_Exercise description_
Count the lines below that contain the word "empleo", and give only that number.

Figure content listings
··········
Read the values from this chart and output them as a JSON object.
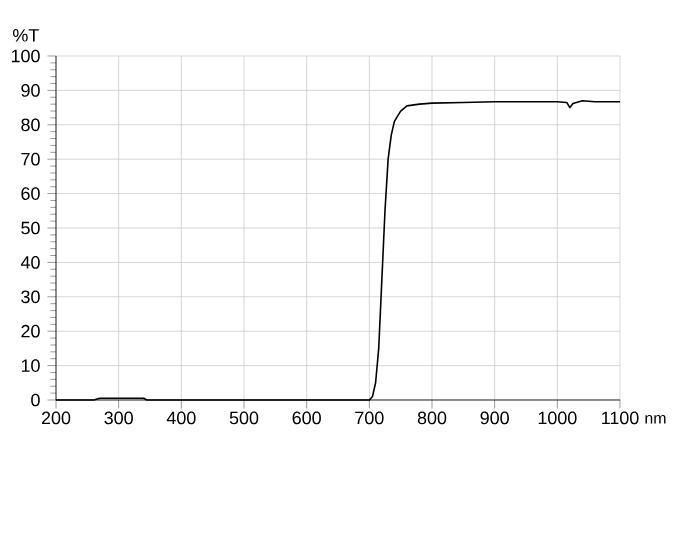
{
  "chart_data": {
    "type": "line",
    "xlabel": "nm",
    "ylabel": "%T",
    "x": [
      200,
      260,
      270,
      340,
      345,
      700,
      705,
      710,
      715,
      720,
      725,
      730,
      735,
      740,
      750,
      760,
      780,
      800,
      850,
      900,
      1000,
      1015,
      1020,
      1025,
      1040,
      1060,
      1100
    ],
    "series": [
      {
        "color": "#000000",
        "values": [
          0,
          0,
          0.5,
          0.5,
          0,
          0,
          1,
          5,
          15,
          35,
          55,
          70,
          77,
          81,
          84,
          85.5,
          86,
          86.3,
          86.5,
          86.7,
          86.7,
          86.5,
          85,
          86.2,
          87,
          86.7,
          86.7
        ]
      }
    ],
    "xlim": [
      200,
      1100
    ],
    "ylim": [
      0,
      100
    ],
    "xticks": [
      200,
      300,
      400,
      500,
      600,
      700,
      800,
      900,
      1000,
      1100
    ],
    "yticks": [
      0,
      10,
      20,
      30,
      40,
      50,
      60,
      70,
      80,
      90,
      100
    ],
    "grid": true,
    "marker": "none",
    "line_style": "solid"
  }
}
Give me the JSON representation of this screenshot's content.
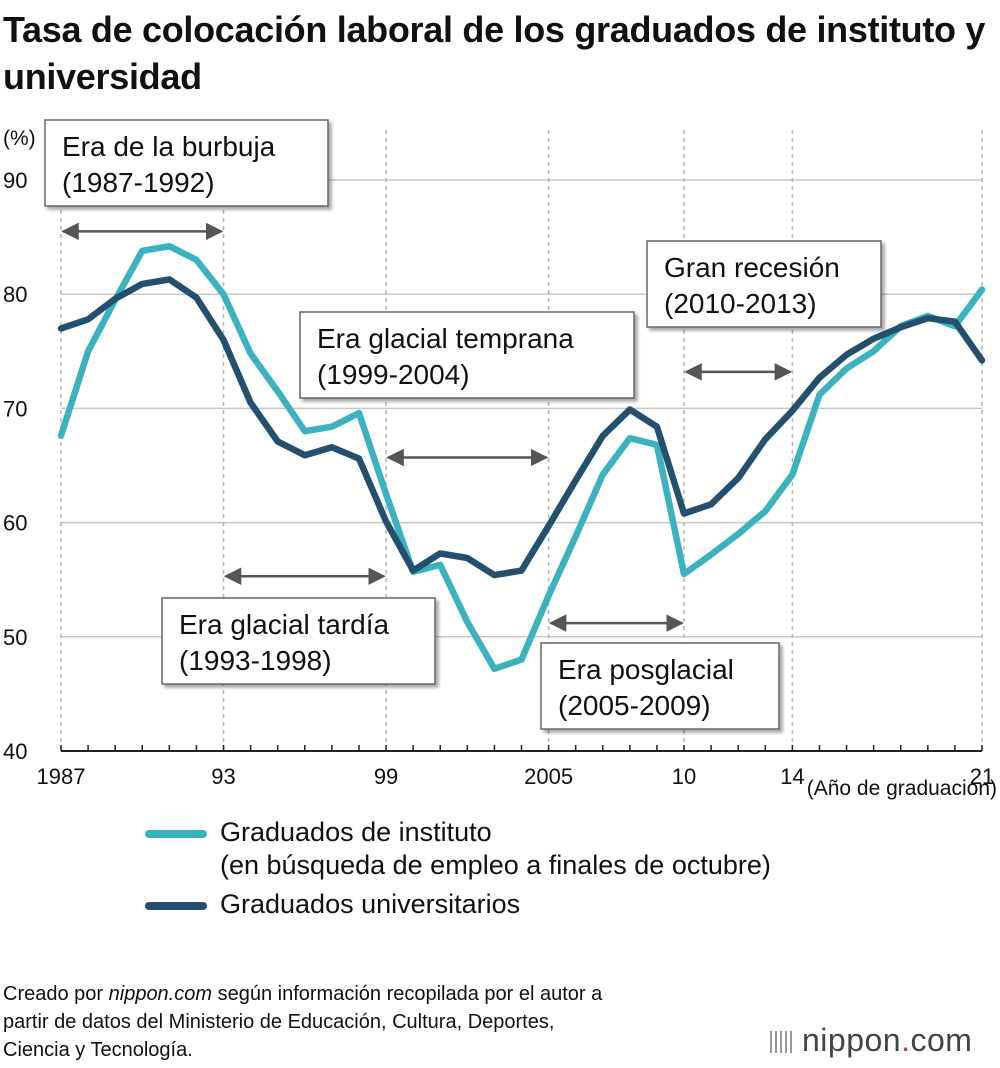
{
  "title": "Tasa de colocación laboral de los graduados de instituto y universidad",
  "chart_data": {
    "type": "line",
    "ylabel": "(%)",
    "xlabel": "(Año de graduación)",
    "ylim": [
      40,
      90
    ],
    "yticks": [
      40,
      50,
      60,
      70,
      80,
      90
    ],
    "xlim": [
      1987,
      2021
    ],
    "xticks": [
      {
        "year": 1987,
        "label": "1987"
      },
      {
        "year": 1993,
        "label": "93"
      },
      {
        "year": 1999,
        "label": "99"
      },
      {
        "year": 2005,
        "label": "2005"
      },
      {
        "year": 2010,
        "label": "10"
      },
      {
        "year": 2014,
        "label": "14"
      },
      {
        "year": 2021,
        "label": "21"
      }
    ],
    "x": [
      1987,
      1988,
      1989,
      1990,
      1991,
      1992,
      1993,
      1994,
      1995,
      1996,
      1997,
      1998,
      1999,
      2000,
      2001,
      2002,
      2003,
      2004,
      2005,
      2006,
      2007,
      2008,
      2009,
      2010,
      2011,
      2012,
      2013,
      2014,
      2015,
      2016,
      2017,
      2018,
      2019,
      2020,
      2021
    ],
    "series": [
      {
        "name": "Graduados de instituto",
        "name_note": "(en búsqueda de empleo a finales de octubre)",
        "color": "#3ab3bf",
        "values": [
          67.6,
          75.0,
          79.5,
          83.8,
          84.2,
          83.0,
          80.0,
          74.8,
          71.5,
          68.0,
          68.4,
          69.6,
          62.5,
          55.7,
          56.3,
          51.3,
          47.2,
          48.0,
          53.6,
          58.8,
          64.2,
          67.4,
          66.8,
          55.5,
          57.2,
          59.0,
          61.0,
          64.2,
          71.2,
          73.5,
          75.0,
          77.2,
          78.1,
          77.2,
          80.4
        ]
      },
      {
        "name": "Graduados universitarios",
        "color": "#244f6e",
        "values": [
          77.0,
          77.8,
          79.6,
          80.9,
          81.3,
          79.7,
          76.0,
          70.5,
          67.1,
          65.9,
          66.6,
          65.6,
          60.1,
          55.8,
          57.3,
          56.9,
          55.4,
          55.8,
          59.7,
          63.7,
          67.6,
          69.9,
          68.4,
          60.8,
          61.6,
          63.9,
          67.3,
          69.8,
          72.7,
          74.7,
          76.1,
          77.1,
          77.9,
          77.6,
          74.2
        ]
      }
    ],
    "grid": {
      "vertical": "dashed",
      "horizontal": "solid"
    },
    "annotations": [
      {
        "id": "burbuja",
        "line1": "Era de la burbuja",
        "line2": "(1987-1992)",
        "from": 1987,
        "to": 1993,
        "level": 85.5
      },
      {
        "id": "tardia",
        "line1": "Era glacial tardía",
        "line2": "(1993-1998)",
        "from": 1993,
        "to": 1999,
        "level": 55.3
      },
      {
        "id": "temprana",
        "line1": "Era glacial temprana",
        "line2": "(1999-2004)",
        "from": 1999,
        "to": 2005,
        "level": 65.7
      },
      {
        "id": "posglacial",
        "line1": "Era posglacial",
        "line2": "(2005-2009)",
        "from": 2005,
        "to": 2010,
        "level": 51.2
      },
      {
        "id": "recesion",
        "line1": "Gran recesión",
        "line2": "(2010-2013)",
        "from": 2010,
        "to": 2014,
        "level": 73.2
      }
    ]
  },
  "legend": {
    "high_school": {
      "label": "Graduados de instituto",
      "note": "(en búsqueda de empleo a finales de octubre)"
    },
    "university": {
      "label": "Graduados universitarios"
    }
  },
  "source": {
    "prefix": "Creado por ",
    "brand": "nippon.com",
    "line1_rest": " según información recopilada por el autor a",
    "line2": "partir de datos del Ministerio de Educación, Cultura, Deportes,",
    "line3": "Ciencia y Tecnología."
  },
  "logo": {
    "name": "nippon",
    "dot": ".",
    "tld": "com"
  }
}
··········
_Complete answer_
2